* Data records *
'''
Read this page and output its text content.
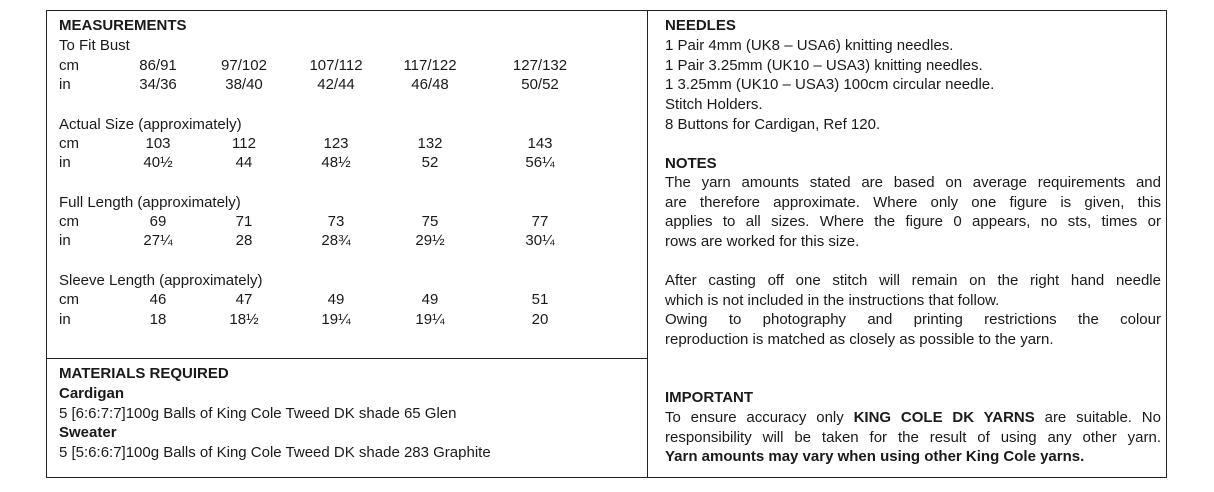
MEASUREMENTS
To Fit Bust
cm	86/91	97/102	107/112	117/122	127/132
in	34/36	38/40	42/44	46/48	50/52
Actual Size (approximately)
cm	103	112	123	132	143
in	40½	44	48½	52	56¼
Full Length (approximately)
cm	69	71	73	75	77
in	27¼	28	28¾	29½	30¼
Sleeve Length (approximately)
cm	46	47	49	49	51
in	18	18½	19¼	19¼	20
MATERIALS REQUIRED
Cardigan
5 [6:6:7:7]100g Balls of King Cole Tweed DK shade 65 Glen
Sweater
5 [5:6:6:7]100g Balls of King Cole Tweed DK shade 283 Graphite
NEEDLES
1 Pair 4mm (UK8 – USA6) knitting needles.
1 Pair 3.25mm (UK10 – USA3) knitting needles.
1 3.25mm (UK10 – USA3) 100cm circular needle.
Stitch Holders.
8 Buttons for Cardigan, Ref 120.
NOTES
The yarn amounts stated are based on average requirements and
are therefore approximate. Where only one figure is given, this
applies to all sizes. Where the figure 0 appears, no sts, times or
rows are worked for this size.
After casting off one stitch will remain on the right hand needle
which is not included in the instructions that follow.
Owing to photography and printing restrictions the colour
reproduction is matched as closely as possible to the yarn.
IMPORTANT
To ensure accuracy only KING COLE DK YARNS are suitable. No
responsibility will be taken for the result of using any other yarn.
Yarn amounts may vary when using other King Cole yarns.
'''
* YOUR INSTRUCTIONS *
Pictures don't belong in the copy. Transcribe every record exactly as it appears.

* RESULT FOR THIS EXERCISE *
Read this page and output its text content.
MEASUREMENTS
To Fit Bust
cm	86/91	97/102	107/112	117/122	127/132
in	34/36	38/40	42/44	46/48	50/52
Actual Size (approximately)
cm	103	112	123	132	143
in	40½	44	48½	52	56¼
Full Length (approximately)
cm	69	71	73	75	77
in	27¼	28	28¾	29½	30¼
Sleeve Length (approximately)
cm	46	47	49	49	51
in	18	18½	19¼	19¼	20
MATERIALS REQUIRED
Cardigan
5 [6:6:7:7]100g Balls of King Cole Tweed DK shade 65 Glen
Sweater
5 [5:6:6:7]100g Balls of King Cole Tweed DK shade 283 Graphite
NEEDLES
1 Pair 4mm (UK8 – USA6) knitting needles.
1 Pair 3.25mm (UK10 – USA3) knitting needles.
1 3.25mm (UK10 – USA3) 100cm circular needle.
Stitch Holders.
8 Buttons for Cardigan, Ref 120.
NOTES
The yarn amounts stated are based on average requirements and
are therefore approximate. Where only one figure is given, this
applies to all sizes. Where the figure 0 appears, no sts, times or
rows are worked for this size.
After casting off one stitch will remain on the right hand needle
which is not included in the instructions that follow.
Owing to photography and printing restrictions the colour
reproduction is matched as closely as possible to the yarn.
IMPORTANT
To ensure accuracy only KING COLE DK YARNS are suitable. No
responsibility will be taken for the result of using any other yarn.
Yarn amounts may vary when using other King Cole yarns.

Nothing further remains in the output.